Instructions to follow
Present every line in which the string "JSON" appears.
— START —
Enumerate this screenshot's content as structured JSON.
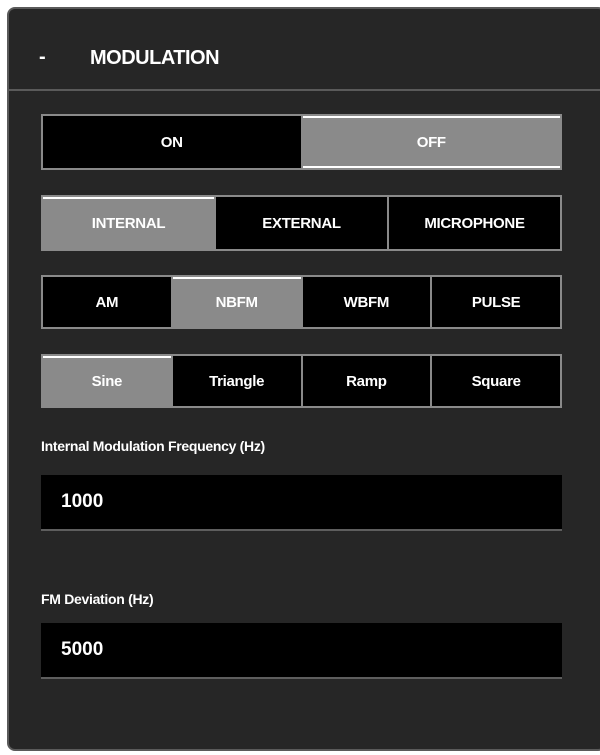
{
  "panel": {
    "collapse_symbol": "-",
    "title": "MODULATION"
  },
  "power": {
    "options": [
      "ON",
      "OFF"
    ],
    "selected": "OFF"
  },
  "source": {
    "options": [
      "INTERNAL",
      "EXTERNAL",
      "MICROPHONE"
    ],
    "selected": "INTERNAL"
  },
  "mod_type": {
    "options": [
      "AM",
      "NBFM",
      "WBFM",
      "PULSE"
    ],
    "selected": "NBFM"
  },
  "waveform": {
    "options": [
      "Sine",
      "Triangle",
      "Ramp",
      "Square"
    ],
    "selected": "Sine"
  },
  "fields": {
    "internal_freq_label": "Internal Modulation Frequency (Hz)",
    "internal_freq_value": "1000",
    "fm_deviation_label": "FM Deviation (Hz)",
    "fm_deviation_value": "5000"
  },
  "colors": {
    "panel_bg": "#262626",
    "button_bg": "#000000",
    "button_active": "#8a8a8a",
    "border": "#8a8a8a",
    "text": "#ffffff"
  }
}
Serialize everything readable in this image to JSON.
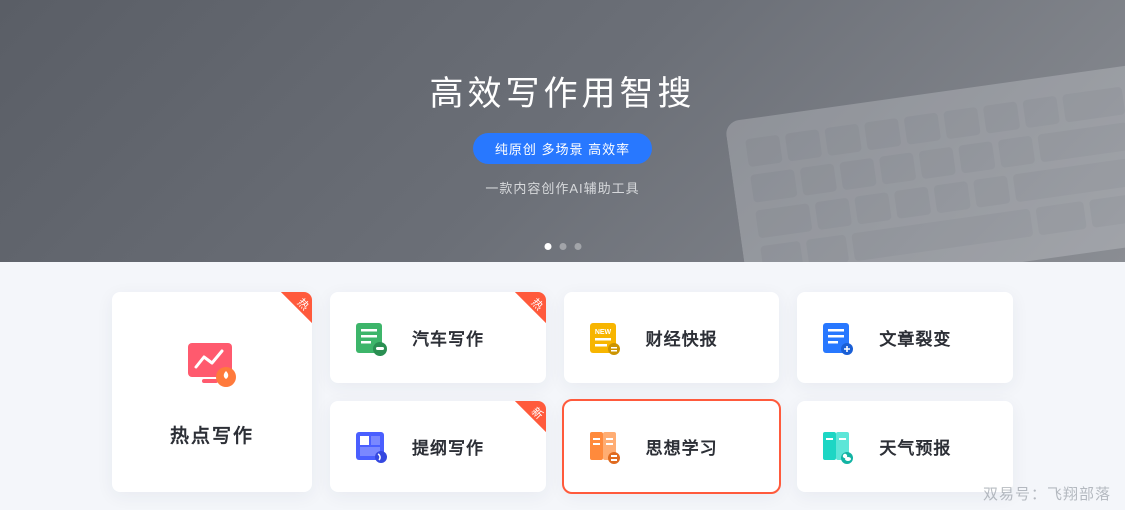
{
  "hero": {
    "title": "高效写作用智搜",
    "badge": "纯原创 多场景 高效率",
    "subtitle": "一款内容创作AI辅助工具"
  },
  "corner_labels": {
    "hot": "热",
    "new": "新"
  },
  "featured": {
    "title": "热点写作"
  },
  "cards": {
    "row1": [
      {
        "title": "汽车写作",
        "icon": "car-doc-icon",
        "color": "#3db56a",
        "corner": "hot"
      },
      {
        "title": "财经快报",
        "icon": "finance-new-icon",
        "color": "#f7b500",
        "corner": ""
      },
      {
        "title": "文章裂变",
        "icon": "split-doc-icon",
        "color": "#2878ff",
        "corner": ""
      }
    ],
    "row2": [
      {
        "title": "提纲写作",
        "icon": "outline-icon",
        "color": "#4a5fff",
        "corner": "new"
      },
      {
        "title": "思想学习",
        "icon": "book-icon",
        "color": "#ff8a3c",
        "corner": ""
      },
      {
        "title": "天气预报",
        "icon": "weather-icon",
        "color": "#1dd6c4",
        "corner": ""
      }
    ]
  },
  "watermark": "双易号：飞翔部落"
}
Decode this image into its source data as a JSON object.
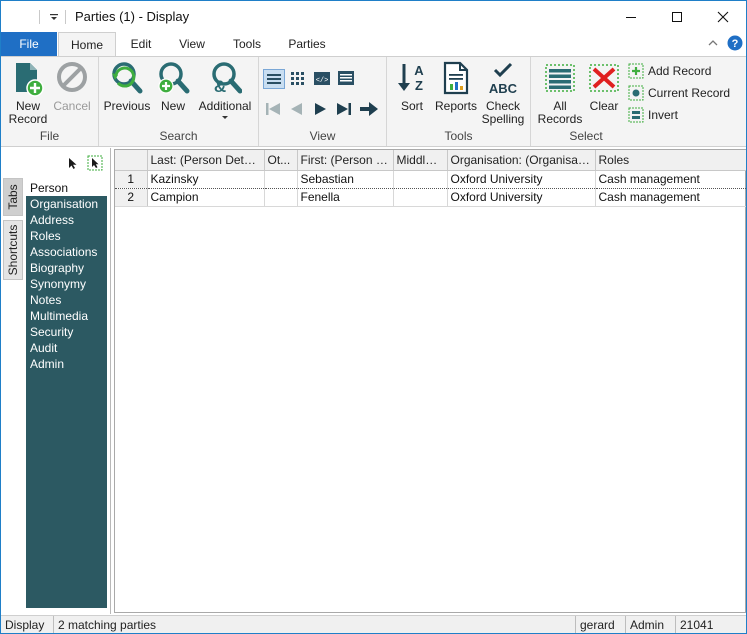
{
  "window": {
    "title": "Parties (1) - Display",
    "quick_access_icon": "dropdown-arrow-icon",
    "controls": [
      "minimize-icon",
      "maximize-icon",
      "close-icon"
    ]
  },
  "tabs": [
    {
      "label": "File"
    },
    {
      "label": "Home"
    },
    {
      "label": "Edit"
    },
    {
      "label": "View"
    },
    {
      "label": "Tools"
    },
    {
      "label": "Parties"
    }
  ],
  "ribbon": {
    "file_group": {
      "label": "File",
      "new_record": "New\nRecord",
      "cancel": "Cancel"
    },
    "search_group": {
      "label": "Search",
      "previous": "Previous",
      "new": "New",
      "additional": "Additional"
    },
    "view_group": {
      "label": "View"
    },
    "tools_group": {
      "label": "Tools",
      "sort": "Sort",
      "reports": "Reports",
      "check_spelling": "Check\nSpelling"
    },
    "select_group": {
      "label": "Select",
      "all_records": "All\nRecords",
      "clear": "Clear",
      "add_record": "Add Record",
      "current_record": "Current Record",
      "invert": "Invert"
    }
  },
  "side_tabs": [
    "Tabs",
    "Shortcuts"
  ],
  "nav_items": [
    "Person",
    "Organisation",
    "Address",
    "Roles",
    "Associations",
    "Biography",
    "Synonymy",
    "Notes",
    "Multimedia",
    "Security",
    "Audit",
    "Admin"
  ],
  "grid": {
    "columns": [
      "Last: (Person Details)",
      "Ot...",
      "First: (Person D...",
      "Middle: ...",
      "Organisation: (Organisatio...",
      "Roles"
    ],
    "rows": [
      {
        "num": "1",
        "cells": [
          "Kazinsky",
          "",
          "Sebastian",
          "",
          "Oxford University",
          "Cash management"
        ]
      },
      {
        "num": "2",
        "cells": [
          "Campion",
          "",
          "Fenella",
          "",
          "Oxford University",
          "Cash management"
        ]
      }
    ]
  },
  "status": {
    "mode": "Display",
    "count": "2 matching parties",
    "user": "gerard",
    "role": "Admin",
    "id": "21041"
  },
  "colors": {
    "accent": "#1f6fc5",
    "nav_bg": "#2c5962",
    "icon_teal": "#2a6c73",
    "icon_green": "#3fae3f",
    "clear_red": "#e02020"
  }
}
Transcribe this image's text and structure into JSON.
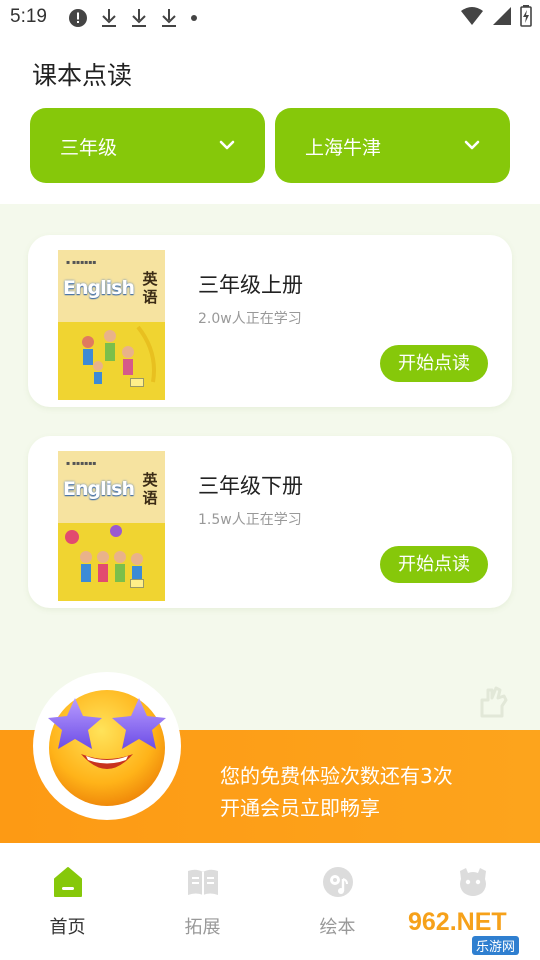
{
  "status_bar": {
    "time": "5:19",
    "left_icons": [
      "alert-icon",
      "download-icon",
      "download-icon",
      "download-icon",
      "dot-icon"
    ],
    "right_icons": [
      "wifi-icon",
      "signal-icon",
      "battery-icon"
    ]
  },
  "header": {
    "title": "课本点读"
  },
  "filters": {
    "grade": {
      "label": "三年级",
      "icon": "chevron-down-icon"
    },
    "edition": {
      "label": "上海牛津",
      "icon": "chevron-down-icon"
    }
  },
  "books": [
    {
      "title": "三年级上册",
      "learners": "2.0w人正在学习",
      "button": "开始点读",
      "cover": {
        "english": "English",
        "chinese": "英语"
      }
    },
    {
      "title": "三年级下册",
      "learners": "1.5w人正在学习",
      "button": "开始点读",
      "cover": {
        "english": "English",
        "chinese": "英语"
      }
    }
  ],
  "promo": {
    "line1": "您的免费体验次数还有3次",
    "line2": "开通会员立即畅享"
  },
  "tabbar": {
    "tabs": [
      {
        "label": "首页",
        "icon": "home-icon",
        "active": true
      },
      {
        "label": "拓展",
        "icon": "book-open-icon",
        "active": false
      },
      {
        "label": "绘本",
        "icon": "music-disc-icon",
        "active": false
      },
      {
        "label": "",
        "icon": "face-icon",
        "active": false
      }
    ]
  },
  "watermark": {
    "text": "962.NET",
    "subtext": "乐游网"
  },
  "colors": {
    "accent_green": "#86c80a",
    "promo_orange": "#fd9a14",
    "page_bg": "#f4f9ec"
  }
}
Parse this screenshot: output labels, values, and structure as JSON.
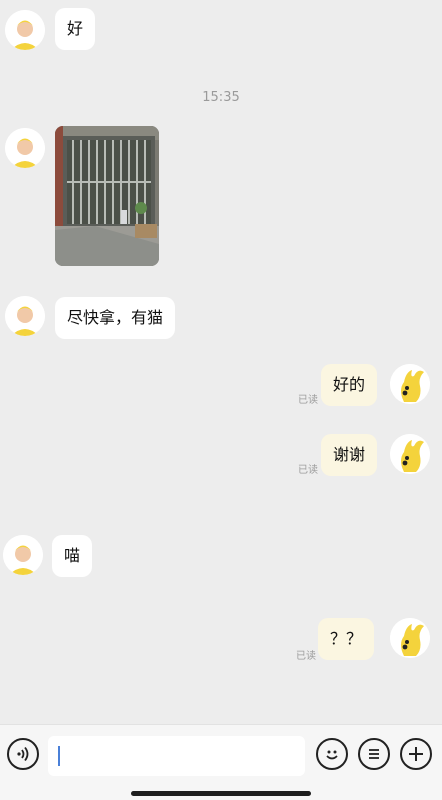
{
  "chat": {
    "timestamp": "15:35",
    "messages": [
      {
        "side": "left",
        "type": "text",
        "text": "好"
      },
      {
        "side": "left",
        "type": "image",
        "description": "photo"
      },
      {
        "side": "left",
        "type": "text",
        "text": "尽快拿，有猫"
      },
      {
        "side": "right",
        "type": "text",
        "text": "好的",
        "status": "已读"
      },
      {
        "side": "right",
        "type": "text",
        "text": "谢谢",
        "status": "已读"
      },
      {
        "side": "left",
        "type": "text",
        "text": "喵"
      },
      {
        "side": "right",
        "type": "text",
        "text": "？？",
        "status": "已读"
      }
    ]
  },
  "input_bar": {
    "icons": [
      "voice-icon",
      "emoji-icon",
      "menu-icon",
      "plus-icon"
    ],
    "value": ""
  },
  "colors": {
    "background": "#ededed",
    "bubble_left": "#ffffff",
    "bubble_right": "#fbf6e1",
    "avatar_yellow": "#f4d33c"
  }
}
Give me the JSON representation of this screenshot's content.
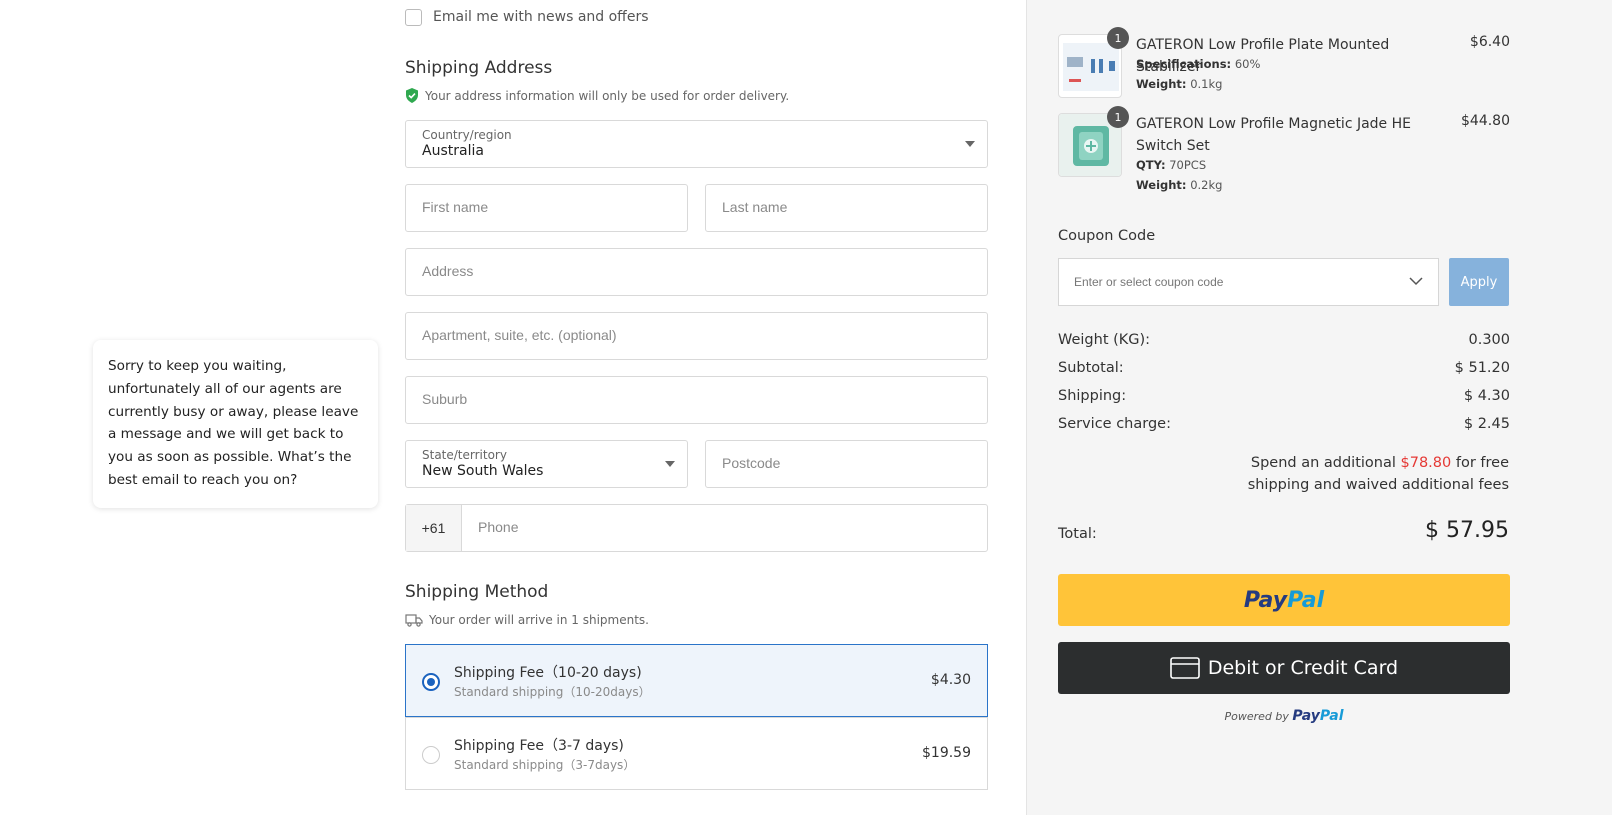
{
  "chat": {
    "message": "Sorry to keep you waiting, unfortunately all of our agents are currently busy or away, please leave a message and we will get back to you as soon as possible. What’s the best email to reach you on?"
  },
  "newsletter": {
    "label": "Email me with news and offers",
    "checked": false
  },
  "shipping_address": {
    "title": "Shipping Address",
    "note": "Your address information will only be used for order delivery.",
    "country_label": "Country/region",
    "country_value": "Australia",
    "first_name_placeholder": "First name",
    "last_name_placeholder": "Last name",
    "address_placeholder": "Address",
    "apartment_placeholder": "Apartment, suite, etc. (optional)",
    "suburb_placeholder": "Suburb",
    "state_label": "State/territory",
    "state_value": "New South Wales",
    "postcode_placeholder": "Postcode",
    "phone_prefix": "+61",
    "phone_placeholder": "Phone"
  },
  "shipping_method": {
    "title": "Shipping Method",
    "note": "Your order will arrive in 1 shipments.",
    "options": [
      {
        "title": "Shipping Fee（10-20 days)",
        "subtitle": "Standard shipping（10-20days）",
        "price": "$4.30",
        "selected": true
      },
      {
        "title": "Shipping Fee（3-7 days)",
        "subtitle": "Standard shipping（3-7days）",
        "price": "$19.59",
        "selected": false
      }
    ]
  },
  "cart": {
    "items": [
      {
        "qty": "1",
        "name": "GATERON Low Profile Plate Mounted Stabilizer",
        "price": "$6.40",
        "specs": [
          {
            "label": "Specifications:",
            "value": "60%"
          },
          {
            "label": "Weight:",
            "value": "0.1kg"
          }
        ]
      },
      {
        "qty": "1",
        "name": "GATERON Low Profile Magnetic Jade HE Switch Set",
        "price": "$44.80",
        "specs": [
          {
            "label": "QTY:",
            "value": "70PCS"
          },
          {
            "label": "Weight:",
            "value": "0.2kg"
          }
        ]
      }
    ]
  },
  "coupon": {
    "title": "Coupon Code",
    "placeholder": "Enter or select coupon code",
    "apply_label": "Apply"
  },
  "summary": {
    "weight_label": "Weight (KG):",
    "weight_value": "0.300",
    "subtotal_label": "Subtotal:",
    "subtotal_value": "$ 51.20",
    "shipping_label": "Shipping:",
    "shipping_value": "$ 4.30",
    "service_label": "Service charge:",
    "service_value": "$ 2.45",
    "promo_prefix": "Spend an additional ",
    "promo_amount": "$78.80",
    "promo_suffix": " for free shipping and waived additional fees",
    "total_label": "Total:",
    "total_value": "$ 57.95"
  },
  "payment": {
    "paypal_pay": "Pay",
    "paypal_pal": "Pal",
    "card_label": "Debit or Credit Card",
    "powered_by": "Powered by"
  },
  "colors": {
    "accent": "#1b63bf",
    "promo_red": "#e53935",
    "paypal_yellow": "#ffc439",
    "card_dark": "#2c2e2f",
    "apply_blue": "#86b2dc"
  },
  "icons": [
    "shield-check-icon",
    "truck-icon",
    "chevron-down-icon",
    "credit-card-icon"
  ]
}
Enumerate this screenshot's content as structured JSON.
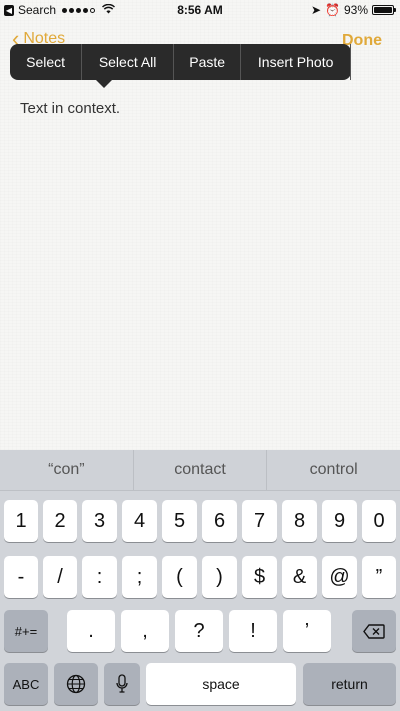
{
  "status_bar": {
    "back_app": "Search",
    "signal_dots_filled": 4,
    "signal_dots_total": 5,
    "time": "8:56 AM",
    "battery_percent": "93%",
    "battery_level": 0.93
  },
  "nav": {
    "back_label": "Notes",
    "done_label": "Done"
  },
  "edit_menu": {
    "items": [
      "Select",
      "Select All",
      "Paste",
      "Insert Photo"
    ]
  },
  "note": {
    "text": "Text in context."
  },
  "keyboard": {
    "predictions": [
      "“con”",
      "contact",
      "control"
    ],
    "row1": [
      "1",
      "2",
      "3",
      "4",
      "5",
      "6",
      "7",
      "8",
      "9",
      "0"
    ],
    "row2": [
      "-",
      "/",
      ":",
      ";",
      "(",
      ")",
      "$",
      "&",
      "@",
      "”"
    ],
    "row3_left": "#+=",
    "row3": [
      ".",
      ",",
      "?",
      "!",
      "’"
    ],
    "row4_abc": "ABC",
    "space": "space",
    "return": "return"
  }
}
— END —
Expected answer
Enumerate this screenshot's content as structured JSON.
Serialize everything readable in this image to JSON.
Decode this image into its source data as a JSON object.
Transcribe this image's text and structure into JSON.
Parse this screenshot: output labels, values, and structure as JSON.
Give me the JSON representation of this screenshot's content.
Enumerate this screenshot's content as structured JSON.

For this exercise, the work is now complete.